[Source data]
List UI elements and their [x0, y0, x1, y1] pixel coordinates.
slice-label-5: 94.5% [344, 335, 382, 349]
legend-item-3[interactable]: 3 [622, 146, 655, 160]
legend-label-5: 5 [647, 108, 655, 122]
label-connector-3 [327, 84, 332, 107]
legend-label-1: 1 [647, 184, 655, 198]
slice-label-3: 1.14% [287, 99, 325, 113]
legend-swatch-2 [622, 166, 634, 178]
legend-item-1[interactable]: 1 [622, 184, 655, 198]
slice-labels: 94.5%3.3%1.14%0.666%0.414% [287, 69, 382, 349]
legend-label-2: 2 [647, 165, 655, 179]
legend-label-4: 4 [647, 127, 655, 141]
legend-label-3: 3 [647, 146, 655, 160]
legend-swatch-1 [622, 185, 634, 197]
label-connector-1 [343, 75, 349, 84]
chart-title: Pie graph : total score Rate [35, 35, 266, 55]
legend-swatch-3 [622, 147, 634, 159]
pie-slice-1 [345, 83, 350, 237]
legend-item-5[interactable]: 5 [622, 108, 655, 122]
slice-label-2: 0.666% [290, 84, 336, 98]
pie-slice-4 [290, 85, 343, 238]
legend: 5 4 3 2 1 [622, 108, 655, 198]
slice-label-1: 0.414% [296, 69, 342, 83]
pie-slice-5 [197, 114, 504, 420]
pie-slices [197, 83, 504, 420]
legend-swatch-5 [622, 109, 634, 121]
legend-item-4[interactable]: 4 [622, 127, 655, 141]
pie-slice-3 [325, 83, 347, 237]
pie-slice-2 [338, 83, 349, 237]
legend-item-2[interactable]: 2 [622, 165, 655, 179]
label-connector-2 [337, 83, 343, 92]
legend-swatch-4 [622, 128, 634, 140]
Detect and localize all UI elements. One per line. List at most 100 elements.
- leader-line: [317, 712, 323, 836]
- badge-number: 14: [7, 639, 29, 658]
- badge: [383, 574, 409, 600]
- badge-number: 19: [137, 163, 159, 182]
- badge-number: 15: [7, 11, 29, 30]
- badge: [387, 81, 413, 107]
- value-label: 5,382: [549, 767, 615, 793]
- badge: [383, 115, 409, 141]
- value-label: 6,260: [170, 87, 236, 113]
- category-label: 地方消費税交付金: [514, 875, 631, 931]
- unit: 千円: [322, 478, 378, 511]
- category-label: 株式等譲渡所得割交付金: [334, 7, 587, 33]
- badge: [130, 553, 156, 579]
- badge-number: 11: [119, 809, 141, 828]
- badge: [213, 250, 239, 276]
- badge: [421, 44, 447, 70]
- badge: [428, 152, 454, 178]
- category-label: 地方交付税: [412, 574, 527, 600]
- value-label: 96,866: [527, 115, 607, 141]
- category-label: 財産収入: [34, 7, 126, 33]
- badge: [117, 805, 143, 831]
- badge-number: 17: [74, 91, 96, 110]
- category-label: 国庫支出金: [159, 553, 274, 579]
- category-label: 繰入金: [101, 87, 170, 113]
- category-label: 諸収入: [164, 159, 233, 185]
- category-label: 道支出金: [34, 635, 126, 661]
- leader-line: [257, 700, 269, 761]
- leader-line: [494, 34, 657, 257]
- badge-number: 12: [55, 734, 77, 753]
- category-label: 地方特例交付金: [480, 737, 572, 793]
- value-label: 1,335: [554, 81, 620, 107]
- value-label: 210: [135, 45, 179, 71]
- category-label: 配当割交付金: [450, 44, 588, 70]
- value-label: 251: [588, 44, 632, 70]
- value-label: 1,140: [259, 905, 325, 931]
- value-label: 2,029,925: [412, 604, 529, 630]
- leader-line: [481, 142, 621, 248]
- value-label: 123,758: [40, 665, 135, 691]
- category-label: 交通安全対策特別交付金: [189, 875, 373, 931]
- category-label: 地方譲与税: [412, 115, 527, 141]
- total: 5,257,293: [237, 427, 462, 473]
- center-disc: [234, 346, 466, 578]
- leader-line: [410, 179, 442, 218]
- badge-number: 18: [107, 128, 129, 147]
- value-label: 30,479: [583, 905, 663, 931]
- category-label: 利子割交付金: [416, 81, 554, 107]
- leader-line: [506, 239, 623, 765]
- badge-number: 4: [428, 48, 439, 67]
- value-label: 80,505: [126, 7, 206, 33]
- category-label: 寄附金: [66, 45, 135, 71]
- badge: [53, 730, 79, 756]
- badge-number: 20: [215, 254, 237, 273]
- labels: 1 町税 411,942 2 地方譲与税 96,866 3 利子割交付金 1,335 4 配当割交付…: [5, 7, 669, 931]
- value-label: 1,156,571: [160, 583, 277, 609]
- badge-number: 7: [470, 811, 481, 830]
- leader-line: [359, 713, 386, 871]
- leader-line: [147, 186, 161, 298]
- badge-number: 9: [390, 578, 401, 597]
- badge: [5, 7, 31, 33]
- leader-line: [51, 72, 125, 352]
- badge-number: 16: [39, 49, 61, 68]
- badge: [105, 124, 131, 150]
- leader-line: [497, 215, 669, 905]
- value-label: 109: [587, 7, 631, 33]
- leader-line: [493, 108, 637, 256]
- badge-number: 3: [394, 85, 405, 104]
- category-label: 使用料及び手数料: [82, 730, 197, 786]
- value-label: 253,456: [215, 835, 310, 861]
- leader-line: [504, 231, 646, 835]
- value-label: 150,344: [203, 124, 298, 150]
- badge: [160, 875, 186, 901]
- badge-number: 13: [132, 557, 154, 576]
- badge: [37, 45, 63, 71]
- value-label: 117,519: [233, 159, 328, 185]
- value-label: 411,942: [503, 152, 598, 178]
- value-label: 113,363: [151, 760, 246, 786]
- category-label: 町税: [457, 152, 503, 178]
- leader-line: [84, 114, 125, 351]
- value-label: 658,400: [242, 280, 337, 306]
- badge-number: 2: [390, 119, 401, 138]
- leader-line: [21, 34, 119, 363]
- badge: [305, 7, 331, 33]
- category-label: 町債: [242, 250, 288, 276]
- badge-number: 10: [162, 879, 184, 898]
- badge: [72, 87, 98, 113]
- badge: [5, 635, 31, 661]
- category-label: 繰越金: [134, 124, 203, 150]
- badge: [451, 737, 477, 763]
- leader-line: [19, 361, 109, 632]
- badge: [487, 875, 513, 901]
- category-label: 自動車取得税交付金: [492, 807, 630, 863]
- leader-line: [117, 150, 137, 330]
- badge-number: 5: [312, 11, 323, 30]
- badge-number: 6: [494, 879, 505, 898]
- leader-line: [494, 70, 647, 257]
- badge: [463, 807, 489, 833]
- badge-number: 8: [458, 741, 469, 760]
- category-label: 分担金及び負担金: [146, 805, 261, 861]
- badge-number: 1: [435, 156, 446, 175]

◆ **WRITTEN TASK**
Reproduce every line of the source data above word for word, from the first line to the last.

◆ **COMPLETE OUTPUT**
List UI elements and their [x0, y0, x1, y1] pixel coordinates.
slice-label-5: 94.5% [344, 335, 382, 349]
legend-item-3[interactable]: 3 [622, 146, 655, 160]
legend-label-5: 5 [647, 108, 655, 122]
label-connector-3 [327, 84, 332, 107]
legend-label-1: 1 [647, 184, 655, 198]
slice-label-3: 1.14% [287, 99, 325, 113]
legend-swatch-2 [622, 166, 634, 178]
legend-item-1[interactable]: 1 [622, 184, 655, 198]
slice-labels: 94.5%3.3%1.14%0.666%0.414% [287, 69, 382, 349]
legend-label-2: 2 [647, 165, 655, 179]
legend-label-4: 4 [647, 127, 655, 141]
legend-label-3: 3 [647, 146, 655, 160]
legend-swatch-1 [622, 185, 634, 197]
label-connector-1 [343, 75, 349, 84]
chart-title: Pie graph : total score Rate [35, 35, 266, 55]
legend-swatch-3 [622, 147, 634, 159]
pie-slice-1 [345, 83, 350, 237]
legend-item-5[interactable]: 5 [622, 108, 655, 122]
slice-label-2: 0.666% [290, 84, 336, 98]
pie-slice-4 [290, 85, 343, 238]
legend: 5 4 3 2 1 [622, 108, 655, 198]
slice-label-1: 0.414% [296, 69, 342, 83]
pie-slice-5 [197, 114, 504, 420]
pie-slices [197, 83, 504, 420]
legend-swatch-5 [622, 109, 634, 121]
legend-item-4[interactable]: 4 [622, 127, 655, 141]
pie-slice-3 [325, 83, 347, 237]
pie-slice-2 [338, 83, 349, 237]
legend-item-2[interactable]: 2 [622, 165, 655, 179]
label-connector-2 [337, 83, 343, 92]
legend-swatch-4 [622, 128, 634, 140]
Detect and localize all UI elements. One per line. List at most 100 elements.
- leader-line: [317, 712, 323, 836]
- badge-number: 14: [7, 639, 29, 658]
- badge: [383, 574, 409, 600]
- badge-number: 19: [137, 163, 159, 182]
- badge-number: 15: [7, 11, 29, 30]
- badge: [387, 81, 413, 107]
- value-label: 5,382: [549, 767, 615, 793]
- badge: [383, 115, 409, 141]
- value-label: 6,260: [170, 87, 236, 113]
- category-label: 地方消費税交付金: [514, 875, 631, 931]
- unit: 千円: [322, 478, 378, 511]
- category-label: 株式等譲渡所得割交付金: [334, 7, 587, 33]
- badge: [130, 553, 156, 579]
- badge-number: 11: [119, 809, 141, 828]
- badge: [213, 250, 239, 276]
- badge: [421, 44, 447, 70]
- badge: [428, 152, 454, 178]
- category-label: 地方交付税: [412, 574, 527, 600]
- value-label: 96,866: [527, 115, 607, 141]
- category-label: 財産収入: [34, 7, 126, 33]
- badge: [117, 805, 143, 831]
- badge-number: 17: [74, 91, 96, 110]
- category-label: 国庫支出金: [159, 553, 274, 579]
- category-label: 繰入金: [101, 87, 170, 113]
- category-label: 諸収入: [164, 159, 233, 185]
- category-label: 道支出金: [34, 635, 126, 661]
- leader-line: [257, 700, 269, 761]
- leader-line: [494, 34, 657, 257]
- badge-number: 12: [55, 734, 77, 753]
- category-label: 地方特例交付金: [480, 737, 572, 793]
- value-label: 1,335: [554, 81, 620, 107]
- value-label: 210: [135, 45, 179, 71]
- category-label: 配当割交付金: [450, 44, 588, 70]
- value-label: 251: [588, 44, 632, 70]
- value-label: 1,140: [259, 905, 325, 931]
- value-label: 2,029,925: [412, 604, 529, 630]
- leader-line: [481, 142, 621, 248]
- value-label: 123,758: [40, 665, 135, 691]
- category-label: 交通安全対策特別交付金: [189, 875, 373, 931]
- category-label: 地方譲与税: [412, 115, 527, 141]
- total: 5,257,293: [237, 427, 462, 473]
- center-disc: [234, 346, 466, 578]
- leader-line: [410, 179, 442, 218]
- badge-number: 18: [107, 128, 129, 147]
- value-label: 30,479: [583, 905, 663, 931]
- category-label: 利子割交付金: [416, 81, 554, 107]
- leader-line: [506, 239, 623, 765]
- badge-number: 4: [428, 48, 439, 67]
- value-label: 80,505: [126, 7, 206, 33]
- category-label: 寄附金: [66, 45, 135, 71]
- badge: [53, 730, 79, 756]
- badge-number: 20: [215, 254, 237, 273]
- labels: 1 町税 411,942 2 地方譲与税 96,866 3 利子割交付金 1,335 4 配当割交付…: [5, 7, 669, 931]
- value-label: 1,156,571: [160, 583, 277, 609]
- badge-number: 7: [470, 811, 481, 830]
- leader-line: [359, 713, 386, 871]
- leader-line: [147, 186, 161, 298]
- badge-number: 9: [390, 578, 401, 597]
- badge: [5, 7, 31, 33]
- leader-line: [51, 72, 125, 352]
- badge-number: 16: [39, 49, 61, 68]
- badge: [105, 124, 131, 150]
- leader-line: [497, 215, 669, 905]
- value-label: 109: [587, 7, 631, 33]
- leader-line: [493, 108, 637, 256]
- badge-number: 3: [394, 85, 405, 104]
- category-label: 使用料及び手数料: [82, 730, 197, 786]
- value-label: 253,456: [215, 835, 310, 861]
- leader-line: [504, 231, 646, 835]
- value-label: 150,344: [203, 124, 298, 150]
- badge: [160, 875, 186, 901]
- badge-number: 13: [132, 557, 154, 576]
- badge: [37, 45, 63, 71]
- value-label: 117,519: [233, 159, 328, 185]
- value-label: 411,942: [503, 152, 598, 178]
- value-label: 113,363: [151, 760, 246, 786]
- category-label: 町税: [457, 152, 503, 178]
- leader-line: [84, 114, 125, 351]
- value-label: 658,400: [242, 280, 337, 306]
- badge-number: 2: [390, 119, 401, 138]
- leader-line: [21, 34, 119, 363]
- badge: [305, 7, 331, 33]
- category-label: 町債: [242, 250, 288, 276]
- badge-number: 10: [162, 879, 184, 898]
- badge: [72, 87, 98, 113]
- badge: [5, 635, 31, 661]
- category-label: 繰越金: [134, 124, 203, 150]
- badge: [451, 737, 477, 763]
- leader-line: [19, 361, 109, 632]
- badge: [487, 875, 513, 901]
- category-label: 自動車取得税交付金: [492, 807, 630, 863]
- leader-line: [117, 150, 137, 330]
- badge-number: 5: [312, 11, 323, 30]
- badge-number: 6: [494, 879, 505, 898]
- leader-line: [494, 70, 647, 257]
- badge: [463, 807, 489, 833]
- badge-number: 8: [458, 741, 469, 760]
- category-label: 分担金及び負担金: [146, 805, 261, 861]
- badge-number: 1: [435, 156, 446, 175]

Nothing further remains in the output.